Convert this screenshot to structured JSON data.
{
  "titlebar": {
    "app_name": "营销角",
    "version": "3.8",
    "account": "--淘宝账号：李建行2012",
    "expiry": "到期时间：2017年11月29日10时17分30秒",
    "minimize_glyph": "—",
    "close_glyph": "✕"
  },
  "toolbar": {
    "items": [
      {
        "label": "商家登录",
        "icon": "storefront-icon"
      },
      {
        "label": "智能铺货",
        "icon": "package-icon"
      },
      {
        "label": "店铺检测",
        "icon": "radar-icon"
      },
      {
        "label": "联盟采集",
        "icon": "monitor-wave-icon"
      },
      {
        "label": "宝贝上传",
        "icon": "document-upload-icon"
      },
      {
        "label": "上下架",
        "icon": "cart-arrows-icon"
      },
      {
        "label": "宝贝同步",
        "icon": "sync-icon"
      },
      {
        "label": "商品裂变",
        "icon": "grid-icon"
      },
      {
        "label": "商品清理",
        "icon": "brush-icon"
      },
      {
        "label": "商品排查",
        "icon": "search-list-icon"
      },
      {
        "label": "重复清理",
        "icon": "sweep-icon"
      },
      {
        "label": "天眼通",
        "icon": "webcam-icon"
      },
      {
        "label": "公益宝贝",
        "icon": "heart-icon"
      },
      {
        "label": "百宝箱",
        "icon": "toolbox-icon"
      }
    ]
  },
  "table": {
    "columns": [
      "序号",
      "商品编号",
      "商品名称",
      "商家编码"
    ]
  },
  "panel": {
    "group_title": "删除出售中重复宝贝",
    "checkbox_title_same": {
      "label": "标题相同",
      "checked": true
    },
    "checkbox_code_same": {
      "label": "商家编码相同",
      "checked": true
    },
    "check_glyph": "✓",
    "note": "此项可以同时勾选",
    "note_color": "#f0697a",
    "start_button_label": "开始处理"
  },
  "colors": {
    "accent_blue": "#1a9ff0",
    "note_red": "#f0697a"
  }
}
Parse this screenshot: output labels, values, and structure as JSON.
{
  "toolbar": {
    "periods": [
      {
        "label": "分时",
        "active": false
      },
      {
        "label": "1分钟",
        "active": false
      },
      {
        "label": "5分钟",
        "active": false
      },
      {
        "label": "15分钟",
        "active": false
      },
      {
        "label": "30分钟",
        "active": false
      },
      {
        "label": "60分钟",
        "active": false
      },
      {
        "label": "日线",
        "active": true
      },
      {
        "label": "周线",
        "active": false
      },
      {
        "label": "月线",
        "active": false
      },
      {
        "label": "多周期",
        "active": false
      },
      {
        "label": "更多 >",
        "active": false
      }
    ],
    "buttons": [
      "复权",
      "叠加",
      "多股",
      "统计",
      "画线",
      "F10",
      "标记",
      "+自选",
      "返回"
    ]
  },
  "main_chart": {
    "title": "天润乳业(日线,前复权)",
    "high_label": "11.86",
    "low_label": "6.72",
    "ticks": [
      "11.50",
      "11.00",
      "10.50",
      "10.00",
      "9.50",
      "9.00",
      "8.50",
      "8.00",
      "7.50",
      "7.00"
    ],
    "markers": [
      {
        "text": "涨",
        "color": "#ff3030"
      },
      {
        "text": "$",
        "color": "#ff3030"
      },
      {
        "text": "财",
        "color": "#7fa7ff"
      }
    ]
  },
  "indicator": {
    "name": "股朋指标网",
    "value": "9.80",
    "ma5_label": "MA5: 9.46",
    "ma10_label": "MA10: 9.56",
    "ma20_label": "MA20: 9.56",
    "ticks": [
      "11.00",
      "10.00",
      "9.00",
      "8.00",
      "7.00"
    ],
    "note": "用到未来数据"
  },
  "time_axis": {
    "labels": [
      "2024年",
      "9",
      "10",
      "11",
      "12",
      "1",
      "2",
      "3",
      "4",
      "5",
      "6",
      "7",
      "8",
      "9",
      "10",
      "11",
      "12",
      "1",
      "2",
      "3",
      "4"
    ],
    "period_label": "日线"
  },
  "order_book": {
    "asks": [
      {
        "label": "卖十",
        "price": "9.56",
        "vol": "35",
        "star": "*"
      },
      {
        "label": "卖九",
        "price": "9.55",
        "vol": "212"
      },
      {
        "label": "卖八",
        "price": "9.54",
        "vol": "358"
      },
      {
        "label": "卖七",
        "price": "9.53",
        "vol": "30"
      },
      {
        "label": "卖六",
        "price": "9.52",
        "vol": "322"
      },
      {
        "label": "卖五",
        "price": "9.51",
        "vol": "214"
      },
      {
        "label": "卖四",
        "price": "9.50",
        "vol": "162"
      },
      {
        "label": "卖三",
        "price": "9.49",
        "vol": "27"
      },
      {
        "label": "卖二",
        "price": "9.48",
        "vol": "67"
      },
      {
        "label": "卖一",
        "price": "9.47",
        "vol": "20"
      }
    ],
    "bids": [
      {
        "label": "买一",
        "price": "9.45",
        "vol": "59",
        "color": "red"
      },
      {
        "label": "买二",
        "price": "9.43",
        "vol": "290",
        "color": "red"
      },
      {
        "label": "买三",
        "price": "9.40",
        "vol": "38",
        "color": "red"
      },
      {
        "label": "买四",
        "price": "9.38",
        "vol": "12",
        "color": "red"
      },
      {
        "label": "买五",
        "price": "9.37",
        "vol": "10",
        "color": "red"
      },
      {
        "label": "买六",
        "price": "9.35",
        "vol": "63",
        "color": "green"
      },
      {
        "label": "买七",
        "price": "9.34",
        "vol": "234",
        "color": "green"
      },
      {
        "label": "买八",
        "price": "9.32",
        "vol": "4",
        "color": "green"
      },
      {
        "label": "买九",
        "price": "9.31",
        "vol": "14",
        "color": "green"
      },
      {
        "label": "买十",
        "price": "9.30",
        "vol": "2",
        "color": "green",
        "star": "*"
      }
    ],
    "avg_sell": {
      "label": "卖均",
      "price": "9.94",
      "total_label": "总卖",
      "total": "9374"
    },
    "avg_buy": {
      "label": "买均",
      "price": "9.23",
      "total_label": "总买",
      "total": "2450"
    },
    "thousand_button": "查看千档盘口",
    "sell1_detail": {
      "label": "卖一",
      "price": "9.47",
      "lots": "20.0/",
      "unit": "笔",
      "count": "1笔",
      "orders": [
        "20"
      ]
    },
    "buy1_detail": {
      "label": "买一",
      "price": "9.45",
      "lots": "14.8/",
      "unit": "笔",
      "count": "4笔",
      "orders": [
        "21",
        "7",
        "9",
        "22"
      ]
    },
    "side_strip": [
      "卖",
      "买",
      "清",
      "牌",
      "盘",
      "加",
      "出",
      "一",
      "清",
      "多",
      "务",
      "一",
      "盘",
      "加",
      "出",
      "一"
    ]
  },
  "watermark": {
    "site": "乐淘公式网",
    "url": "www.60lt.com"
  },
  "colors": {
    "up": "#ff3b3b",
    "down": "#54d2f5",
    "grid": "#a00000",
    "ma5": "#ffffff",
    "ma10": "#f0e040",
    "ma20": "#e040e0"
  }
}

**********

**Problem description:**
Above are some records; repeat all of them exactly.

**Solution for this task:**
Convert this screenshot to structured JSON data.
{
  "titlebar": {
    "app_name": "营销角",
    "version": "3.8",
    "account": "--淘宝账号：李建行2012",
    "expiry": "到期时间：2017年11月29日10时17分30秒",
    "minimize_glyph": "—",
    "close_glyph": "✕"
  },
  "toolbar": {
    "items": [
      {
        "label": "商家登录",
        "icon": "storefront-icon"
      },
      {
        "label": "智能铺货",
        "icon": "package-icon"
      },
      {
        "label": "店铺检测",
        "icon": "radar-icon"
      },
      {
        "label": "联盟采集",
        "icon": "monitor-wave-icon"
      },
      {
        "label": "宝贝上传",
        "icon": "document-upload-icon"
      },
      {
        "label": "上下架",
        "icon": "cart-arrows-icon"
      },
      {
        "label": "宝贝同步",
        "icon": "sync-icon"
      },
      {
        "label": "商品裂变",
        "icon": "grid-icon"
      },
      {
        "label": "商品清理",
        "icon": "brush-icon"
      },
      {
        "label": "商品排查",
        "icon": "search-list-icon"
      },
      {
        "label": "重复清理",
        "icon": "sweep-icon"
      },
      {
        "label": "天眼通",
        "icon": "webcam-icon"
      },
      {
        "label": "公益宝贝",
        "icon": "heart-icon"
      },
      {
        "label": "百宝箱",
        "icon": "toolbox-icon"
      }
    ]
  },
  "table": {
    "columns": [
      "序号",
      "商品编号",
      "商品名称",
      "商家编码"
    ]
  },
  "panel": {
    "group_title": "删除出售中重复宝贝",
    "checkbox_title_same": {
      "label": "标题相同",
      "checked": true
    },
    "checkbox_code_same": {
      "label": "商家编码相同",
      "checked": true
    },
    "check_glyph": "✓",
    "note": "此项可以同时勾选",
    "note_color": "#f0697a",
    "start_button_label": "开始处理"
  },
  "colors": {
    "accent_blue": "#1a9ff0",
    "note_red": "#f0697a"
  }
}
Parse this screenshot: output labels, values, and structure as JSON.
{
  "toolbar": {
    "periods": [
      {
        "label": "分时",
        "active": false
      },
      {
        "label": "1分钟",
        "active": false
      },
      {
        "label": "5分钟",
        "active": false
      },
      {
        "label": "15分钟",
        "active": false
      },
      {
        "label": "30分钟",
        "active": false
      },
      {
        "label": "60分钟",
        "active": false
      },
      {
        "label": "日线",
        "active": true
      },
      {
        "label": "周线",
        "active": false
      },
      {
        "label": "月线",
        "active": false
      },
      {
        "label": "多周期",
        "active": false
      },
      {
        "label": "更多 >",
        "active": false
      }
    ],
    "buttons": [
      "复权",
      "叠加",
      "多股",
      "统计",
      "画线",
      "F10",
      "标记",
      "+自选",
      "返回"
    ]
  },
  "main_chart": {
    "title": "天润乳业(日线,前复权)",
    "high_label": "11.86",
    "low_label": "6.72",
    "ticks": [
      "11.50",
      "11.00",
      "10.50",
      "10.00",
      "9.50",
      "9.00",
      "8.50",
      "8.00",
      "7.50",
      "7.00"
    ],
    "markers": [
      {
        "text": "涨",
        "color": "#ff3030"
      },
      {
        "text": "$",
        "color": "#ff3030"
      },
      {
        "text": "财",
        "color": "#7fa7ff"
      }
    ]
  },
  "indicator": {
    "name": "股朋指标网",
    "value": "9.80",
    "ma5_label": "MA5: 9.46",
    "ma10_label": "MA10: 9.56",
    "ma20_label": "MA20: 9.56",
    "ticks": [
      "11.00",
      "10.00",
      "9.00",
      "8.00",
      "7.00"
    ],
    "note": "用到未来数据"
  },
  "time_axis": {
    "labels": [
      "2024年",
      "9",
      "10",
      "11",
      "12",
      "1",
      "2",
      "3",
      "4",
      "5",
      "6",
      "7",
      "8",
      "9",
      "10",
      "11",
      "12",
      "1",
      "2",
      "3",
      "4"
    ],
    "period_label": "日线"
  },
  "order_book": {
    "asks": [
      {
        "label": "卖十",
        "price": "9.56",
        "vol": "35",
        "star": "*"
      },
      {
        "label": "卖九",
        "price": "9.55",
        "vol": "212"
      },
      {
        "label": "卖八",
        "price": "9.54",
        "vol": "358"
      },
      {
        "label": "卖七",
        "price": "9.53",
        "vol": "30"
      },
      {
        "label": "卖六",
        "price": "9.52",
        "vol": "322"
      },
      {
        "label": "卖五",
        "price": "9.51",
        "vol": "214"
      },
      {
        "label": "卖四",
        "price": "9.50",
        "vol": "162"
      },
      {
        "label": "卖三",
        "price": "9.49",
        "vol": "27"
      },
      {
        "label": "卖二",
        "price": "9.48",
        "vol": "67"
      },
      {
        "label": "卖一",
        "price": "9.47",
        "vol": "20"
      }
    ],
    "bids": [
      {
        "label": "买一",
        "price": "9.45",
        "vol": "59",
        "color": "red"
      },
      {
        "label": "买二",
        "price": "9.43",
        "vol": "290",
        "color": "red"
      },
      {
        "label": "买三",
        "price": "9.40",
        "vol": "38",
        "color": "red"
      },
      {
        "label": "买四",
        "price": "9.38",
        "vol": "12",
        "color": "red"
      },
      {
        "label": "买五",
        "price": "9.37",
        "vol": "10",
        "color": "red"
      },
      {
        "label": "买六",
        "price": "9.35",
        "vol": "63",
        "color": "green"
      },
      {
        "label": "买七",
        "price": "9.34",
        "vol": "234",
        "color": "green"
      },
      {
        "label": "买八",
        "price": "9.32",
        "vol": "4",
        "color": "green"
      },
      {
        "label": "买九",
        "price": "9.31",
        "vol": "14",
        "color": "green"
      },
      {
        "label": "买十",
        "price": "9.30",
        "vol": "2",
        "color": "green",
        "star": "*"
      }
    ],
    "avg_sell": {
      "label": "卖均",
      "price": "9.94",
      "total_label": "总卖",
      "total": "9374"
    },
    "avg_buy": {
      "label": "买均",
      "price": "9.23",
      "total_label": "总买",
      "total": "2450"
    },
    "thousand_button": "查看千档盘口",
    "sell1_detail": {
      "label": "卖一",
      "price": "9.47",
      "lots": "20.0/",
      "unit": "笔",
      "count": "1笔",
      "orders": [
        "20"
      ]
    },
    "buy1_detail": {
      "label": "买一",
      "price": "9.45",
      "lots": "14.8/",
      "unit": "笔",
      "count": "4笔",
      "orders": [
        "21",
        "7",
        "9",
        "22"
      ]
    },
    "side_strip": [
      "卖",
      "买",
      "清",
      "牌",
      "盘",
      "加",
      "出",
      "一",
      "清",
      "多",
      "务",
      "一",
      "盘",
      "加",
      "出",
      "一"
    ]
  },
  "watermark": {
    "site": "乐淘公式网",
    "url": "www.60lt.com"
  },
  "colors": {
    "up": "#ff3b3b",
    "down": "#54d2f5",
    "grid": "#a00000",
    "ma5": "#ffffff",
    "ma10": "#f0e040",
    "ma20": "#e040e0"
  }
}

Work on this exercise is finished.